Challenge> Among the lines below, count those with "data". Give the total alone.

[START]

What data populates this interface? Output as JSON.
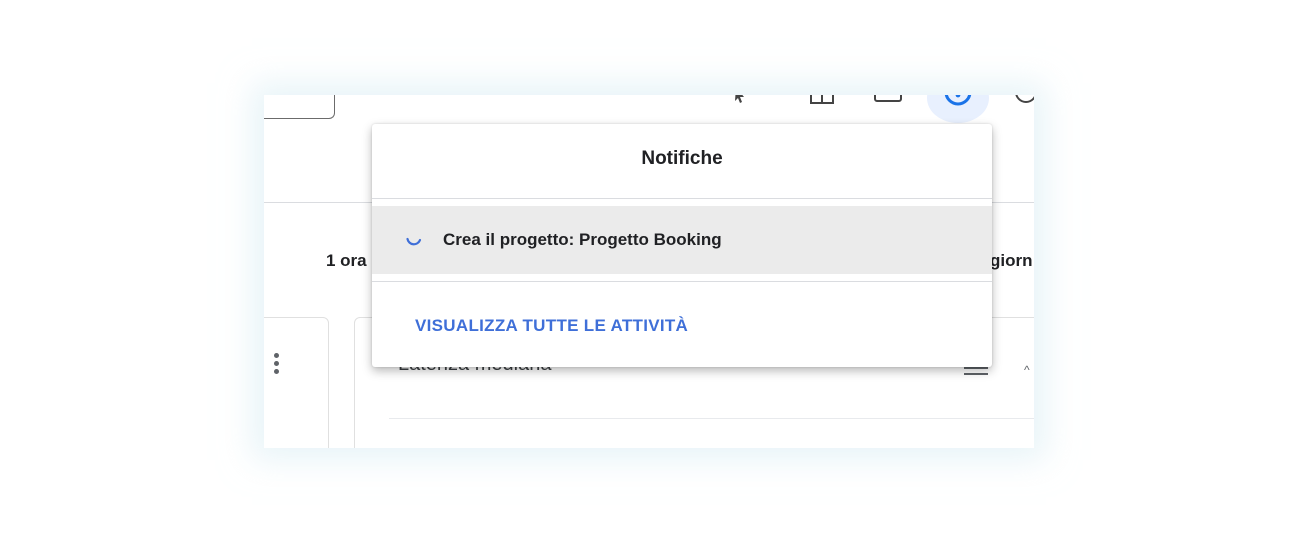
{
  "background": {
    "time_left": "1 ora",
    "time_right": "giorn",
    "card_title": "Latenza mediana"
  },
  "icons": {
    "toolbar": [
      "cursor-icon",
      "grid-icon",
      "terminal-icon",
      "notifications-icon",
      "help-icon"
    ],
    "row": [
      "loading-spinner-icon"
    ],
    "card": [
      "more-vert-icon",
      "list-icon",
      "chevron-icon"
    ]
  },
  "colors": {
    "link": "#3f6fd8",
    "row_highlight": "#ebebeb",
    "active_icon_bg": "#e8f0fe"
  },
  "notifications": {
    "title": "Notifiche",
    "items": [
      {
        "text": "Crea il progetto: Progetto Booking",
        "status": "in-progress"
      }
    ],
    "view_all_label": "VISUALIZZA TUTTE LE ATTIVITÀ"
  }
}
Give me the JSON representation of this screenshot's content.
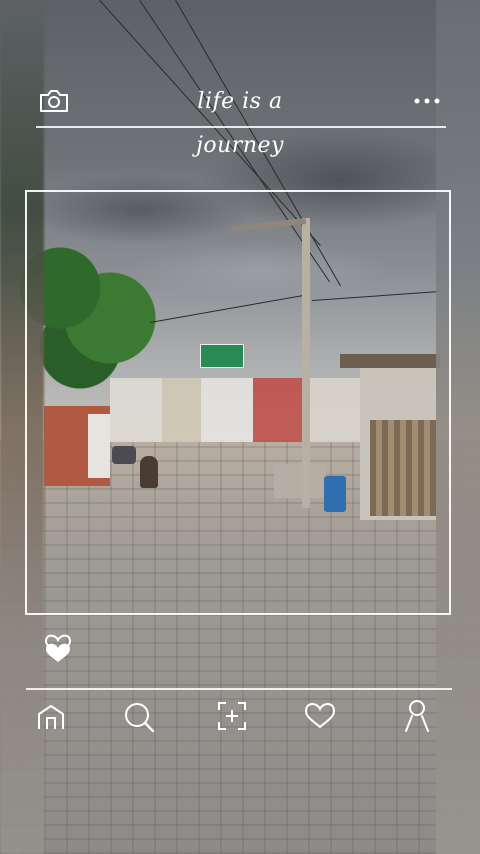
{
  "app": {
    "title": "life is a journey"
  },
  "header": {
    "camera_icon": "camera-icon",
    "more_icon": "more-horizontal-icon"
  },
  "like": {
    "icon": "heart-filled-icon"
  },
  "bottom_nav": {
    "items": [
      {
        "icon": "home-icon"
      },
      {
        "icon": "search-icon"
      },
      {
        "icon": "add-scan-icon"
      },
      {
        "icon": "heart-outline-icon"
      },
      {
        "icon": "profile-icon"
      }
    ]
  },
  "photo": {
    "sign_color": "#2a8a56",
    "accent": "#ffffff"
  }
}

[END]
[START]

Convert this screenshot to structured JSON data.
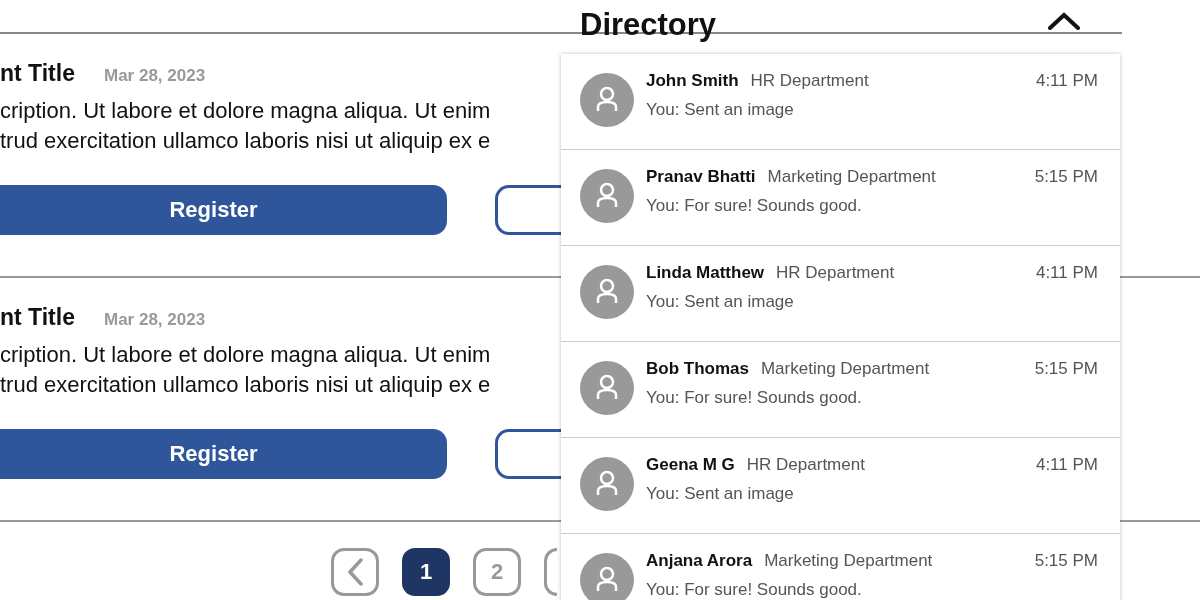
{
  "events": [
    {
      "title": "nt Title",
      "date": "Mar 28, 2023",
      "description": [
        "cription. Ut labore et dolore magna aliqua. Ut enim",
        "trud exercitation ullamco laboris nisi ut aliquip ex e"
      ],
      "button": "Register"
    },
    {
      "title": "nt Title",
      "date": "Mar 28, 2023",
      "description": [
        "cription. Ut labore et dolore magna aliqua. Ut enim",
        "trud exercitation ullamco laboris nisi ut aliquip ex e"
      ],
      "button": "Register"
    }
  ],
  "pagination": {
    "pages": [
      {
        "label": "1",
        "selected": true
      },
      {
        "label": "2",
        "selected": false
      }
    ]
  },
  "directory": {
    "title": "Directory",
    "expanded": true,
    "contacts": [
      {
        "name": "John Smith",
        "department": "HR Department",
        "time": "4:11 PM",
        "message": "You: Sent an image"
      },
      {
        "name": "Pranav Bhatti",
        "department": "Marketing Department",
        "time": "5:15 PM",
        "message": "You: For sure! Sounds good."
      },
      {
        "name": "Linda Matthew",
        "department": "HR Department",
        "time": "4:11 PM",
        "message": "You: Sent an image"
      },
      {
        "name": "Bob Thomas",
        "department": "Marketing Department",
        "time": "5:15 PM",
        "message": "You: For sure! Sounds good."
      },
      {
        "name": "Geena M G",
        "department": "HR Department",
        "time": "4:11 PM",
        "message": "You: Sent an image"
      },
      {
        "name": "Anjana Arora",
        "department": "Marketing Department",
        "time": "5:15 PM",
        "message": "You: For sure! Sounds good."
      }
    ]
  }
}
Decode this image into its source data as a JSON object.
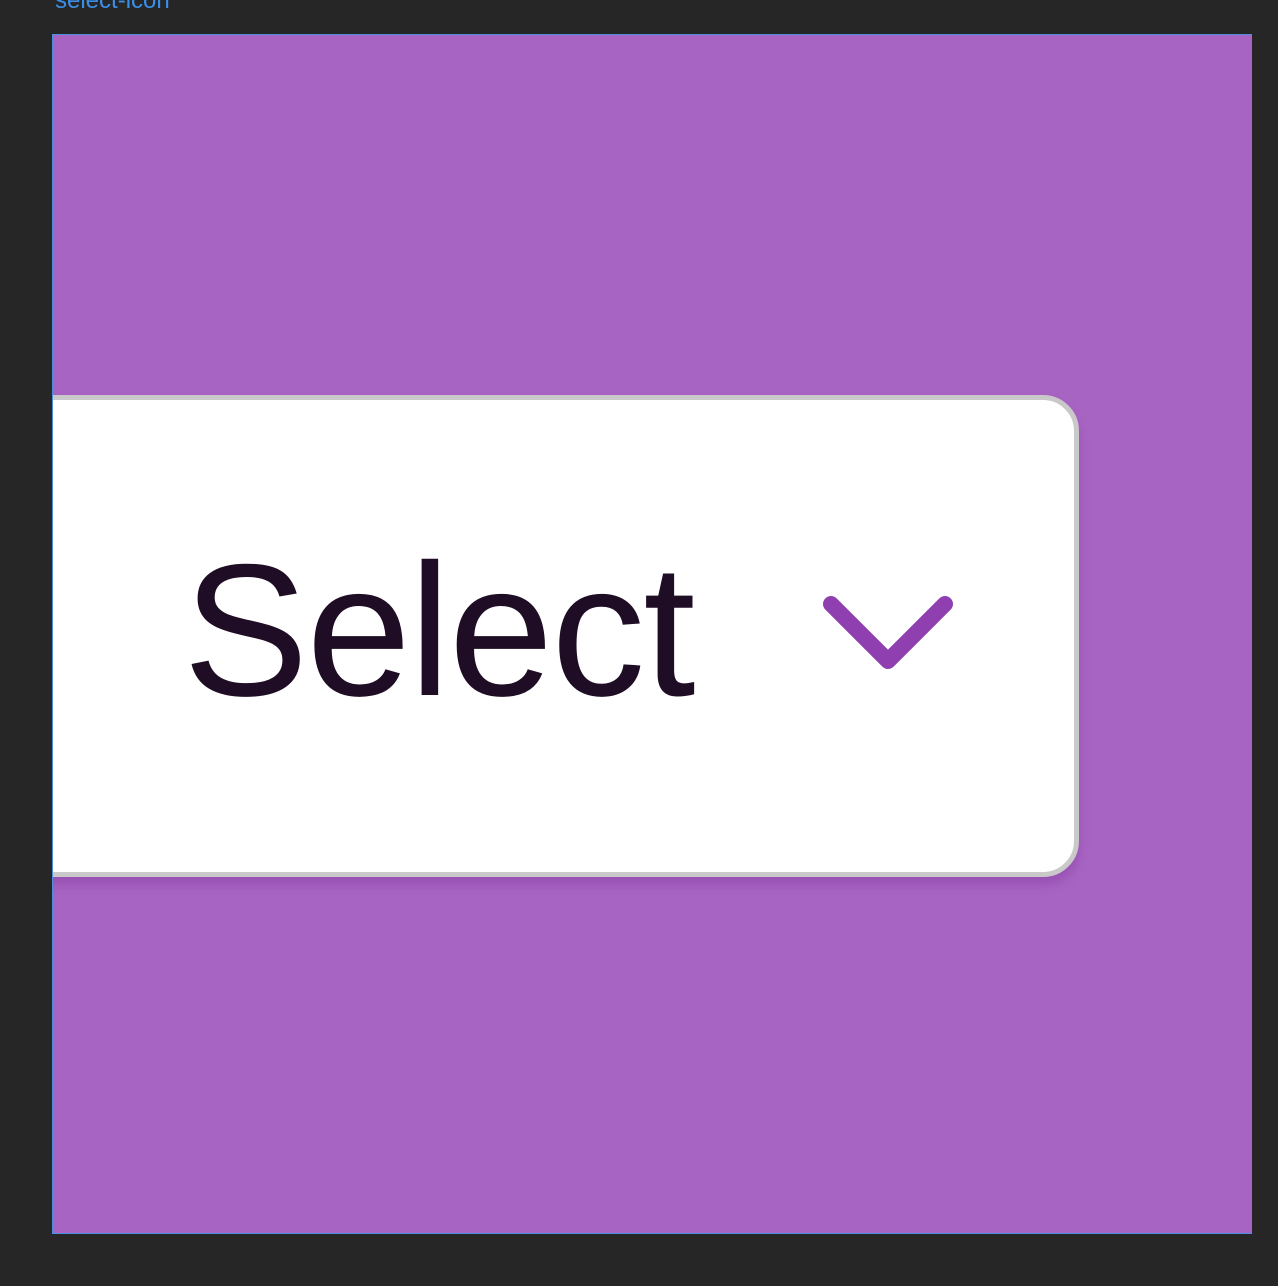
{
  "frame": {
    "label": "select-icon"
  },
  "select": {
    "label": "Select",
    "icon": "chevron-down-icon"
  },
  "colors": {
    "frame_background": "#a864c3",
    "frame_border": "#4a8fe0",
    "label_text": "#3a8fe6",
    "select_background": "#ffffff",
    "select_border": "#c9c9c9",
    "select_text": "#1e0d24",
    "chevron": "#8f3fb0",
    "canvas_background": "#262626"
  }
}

[END]

Answer in full> 3